● **WHAT TO PRODUCE**:
Restate the data exactly as given and keep the pictures out.

● **RECORD EXTRACTS**:
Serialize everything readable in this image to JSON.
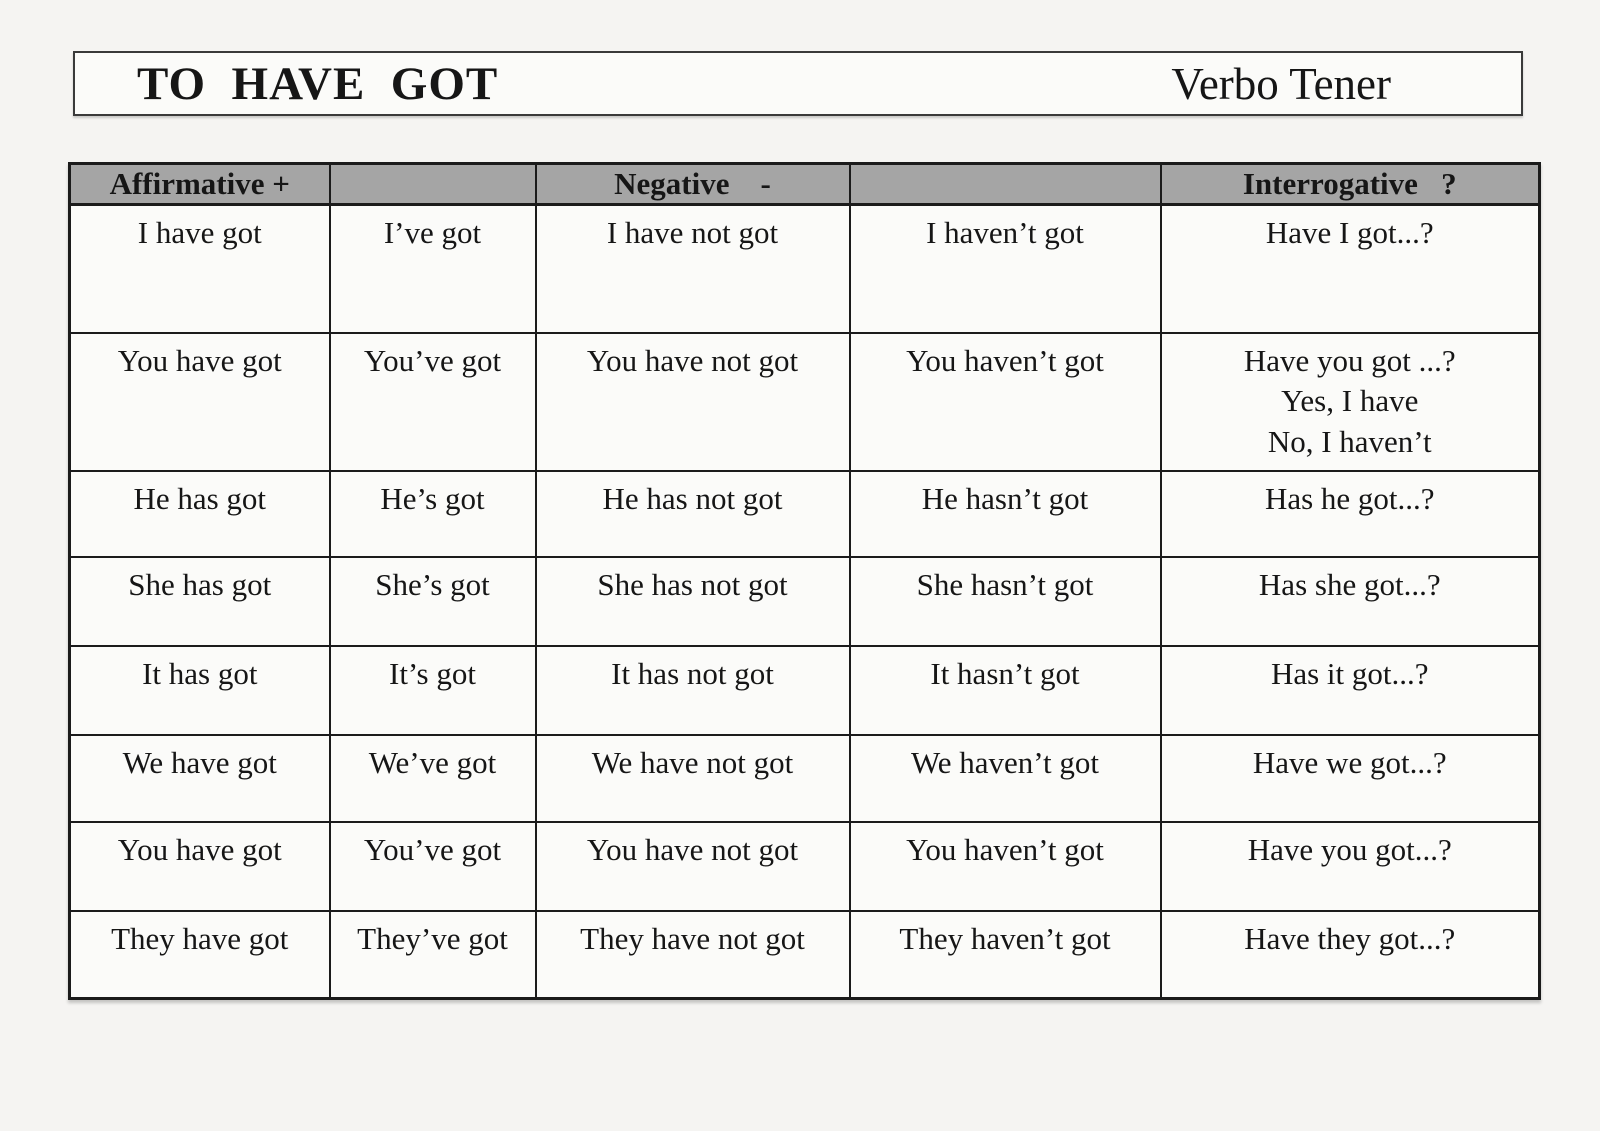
{
  "page": {
    "title": "TO  HAVE  GOT",
    "subtitle": "Verbo Tener"
  },
  "table": {
    "headers": [
      "Affirmative +",
      "",
      "Negative    -",
      "",
      "Interrogative   ?"
    ],
    "rows": [
      [
        "I have got",
        "I’ve got",
        "I have not got",
        "I haven’t got",
        "Have I got...?"
      ],
      [
        "You have got",
        "You’ve got",
        "You have not got",
        "You haven’t got",
        [
          "Have you got ...?",
          "Yes, I have",
          "No, I haven’t"
        ]
      ],
      [
        "He has got",
        "He’s got",
        "He has not got",
        "He hasn’t got",
        "Has he got...?"
      ],
      [
        "She has got",
        "She’s got",
        "She has not got",
        "She hasn’t got",
        "Has she got...?"
      ],
      [
        "It has got",
        "It’s got",
        "It has not got",
        "It hasn’t got",
        "Has it got...?"
      ],
      [
        "We have got",
        "We’ve got",
        "We have not got",
        "We haven’t got",
        "Have we got...?"
      ],
      [
        "You have got",
        "You’ve got",
        "You have not got",
        "You haven’t got",
        "Have you got...?"
      ],
      [
        "They have got",
        "They’ve got",
        "They have not got",
        "They haven’t got",
        "Have they got...?"
      ]
    ]
  },
  "colors": {
    "page_background": "#f5f4f2",
    "cell_background": "#fbfbf9",
    "header_background": "#a5a5a5",
    "border": "#1b1b1b",
    "text": "#161616"
  }
}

● **SOLUTION FOR THIS TASK**:
Serialize everything readable in this image to JSON.
{
  "page": {
    "title": "TO  HAVE  GOT",
    "subtitle": "Verbo Tener"
  },
  "table": {
    "headers": [
      "Affirmative +",
      "",
      "Negative    -",
      "",
      "Interrogative   ?"
    ],
    "rows": [
      [
        "I have got",
        "I’ve got",
        "I have not got",
        "I haven’t got",
        "Have I got...?"
      ],
      [
        "You have got",
        "You’ve got",
        "You have not got",
        "You haven’t got",
        [
          "Have you got ...?",
          "Yes, I have",
          "No, I haven’t"
        ]
      ],
      [
        "He has got",
        "He’s got",
        "He has not got",
        "He hasn’t got",
        "Has he got...?"
      ],
      [
        "She has got",
        "She’s got",
        "She has not got",
        "She hasn’t got",
        "Has she got...?"
      ],
      [
        "It has got",
        "It’s got",
        "It has not got",
        "It hasn’t got",
        "Has it got...?"
      ],
      [
        "We have got",
        "We’ve got",
        "We have not got",
        "We haven’t got",
        "Have we got...?"
      ],
      [
        "You have got",
        "You’ve got",
        "You have not got",
        "You haven’t got",
        "Have you got...?"
      ],
      [
        "They have got",
        "They’ve got",
        "They have not got",
        "They haven’t got",
        "Have they got...?"
      ]
    ]
  },
  "colors": {
    "page_background": "#f5f4f2",
    "cell_background": "#fbfbf9",
    "header_background": "#a5a5a5",
    "border": "#1b1b1b",
    "text": "#161616"
  }
}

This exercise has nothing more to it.